» Exercise task
Copy out each line of the listing that has the word "Pfarrkirche" in it.

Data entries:
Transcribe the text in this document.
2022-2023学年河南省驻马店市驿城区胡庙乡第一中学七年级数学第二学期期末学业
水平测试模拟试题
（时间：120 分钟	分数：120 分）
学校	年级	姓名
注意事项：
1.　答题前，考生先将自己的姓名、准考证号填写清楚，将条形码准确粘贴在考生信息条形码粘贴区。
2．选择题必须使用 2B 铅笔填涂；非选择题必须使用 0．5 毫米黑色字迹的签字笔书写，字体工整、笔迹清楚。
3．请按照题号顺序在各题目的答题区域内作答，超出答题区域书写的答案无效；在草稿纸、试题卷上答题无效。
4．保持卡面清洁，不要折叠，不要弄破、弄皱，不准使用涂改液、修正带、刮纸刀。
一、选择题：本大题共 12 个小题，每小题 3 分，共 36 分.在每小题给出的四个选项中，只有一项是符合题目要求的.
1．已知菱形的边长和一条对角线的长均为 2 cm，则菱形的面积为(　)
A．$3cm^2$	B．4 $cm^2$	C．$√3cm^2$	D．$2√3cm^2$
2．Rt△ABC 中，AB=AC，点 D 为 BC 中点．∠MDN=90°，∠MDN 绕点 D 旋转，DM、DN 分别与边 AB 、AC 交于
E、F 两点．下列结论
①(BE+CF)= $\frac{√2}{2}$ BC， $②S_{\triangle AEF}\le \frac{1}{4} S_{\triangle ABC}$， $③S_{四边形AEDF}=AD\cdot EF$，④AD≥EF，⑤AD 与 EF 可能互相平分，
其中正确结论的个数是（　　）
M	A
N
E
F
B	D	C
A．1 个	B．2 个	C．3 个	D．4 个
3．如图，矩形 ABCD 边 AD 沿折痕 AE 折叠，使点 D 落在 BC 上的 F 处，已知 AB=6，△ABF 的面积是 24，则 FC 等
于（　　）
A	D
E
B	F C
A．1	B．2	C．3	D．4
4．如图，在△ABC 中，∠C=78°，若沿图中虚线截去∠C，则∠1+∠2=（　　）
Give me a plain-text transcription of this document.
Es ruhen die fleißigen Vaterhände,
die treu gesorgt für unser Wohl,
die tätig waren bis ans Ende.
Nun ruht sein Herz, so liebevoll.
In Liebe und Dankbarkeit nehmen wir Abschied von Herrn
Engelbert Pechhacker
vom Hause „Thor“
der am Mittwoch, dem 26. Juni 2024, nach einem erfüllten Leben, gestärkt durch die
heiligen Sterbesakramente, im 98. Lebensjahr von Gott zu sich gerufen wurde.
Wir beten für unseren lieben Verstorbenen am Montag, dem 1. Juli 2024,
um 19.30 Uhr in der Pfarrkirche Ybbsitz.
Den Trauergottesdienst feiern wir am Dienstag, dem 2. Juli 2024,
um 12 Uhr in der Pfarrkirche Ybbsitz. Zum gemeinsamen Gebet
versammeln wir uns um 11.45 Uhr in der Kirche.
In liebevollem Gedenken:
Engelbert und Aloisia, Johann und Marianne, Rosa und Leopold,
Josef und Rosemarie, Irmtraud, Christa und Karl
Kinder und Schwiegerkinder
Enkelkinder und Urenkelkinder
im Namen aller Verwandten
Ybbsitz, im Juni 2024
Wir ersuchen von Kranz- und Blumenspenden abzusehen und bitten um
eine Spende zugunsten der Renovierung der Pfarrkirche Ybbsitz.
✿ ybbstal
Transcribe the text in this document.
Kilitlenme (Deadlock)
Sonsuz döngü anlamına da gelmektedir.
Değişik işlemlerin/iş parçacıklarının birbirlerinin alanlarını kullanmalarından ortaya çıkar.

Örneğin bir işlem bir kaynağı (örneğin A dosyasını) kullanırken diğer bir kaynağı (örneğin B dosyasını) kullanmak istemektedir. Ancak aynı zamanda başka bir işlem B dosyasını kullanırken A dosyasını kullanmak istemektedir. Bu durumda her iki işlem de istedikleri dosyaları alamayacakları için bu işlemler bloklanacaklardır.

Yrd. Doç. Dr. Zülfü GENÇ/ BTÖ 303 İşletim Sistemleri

» Exercise answer
um 19.30 Uhr in der Pfarrkirche Ybbsitz.
um 12 Uhr in der Pfarrkirche Ybbsitz. Zum gemeinsamen Gebet
eine Spende zugunsten der Renovierung der Pfarrkirche Ybbsitz.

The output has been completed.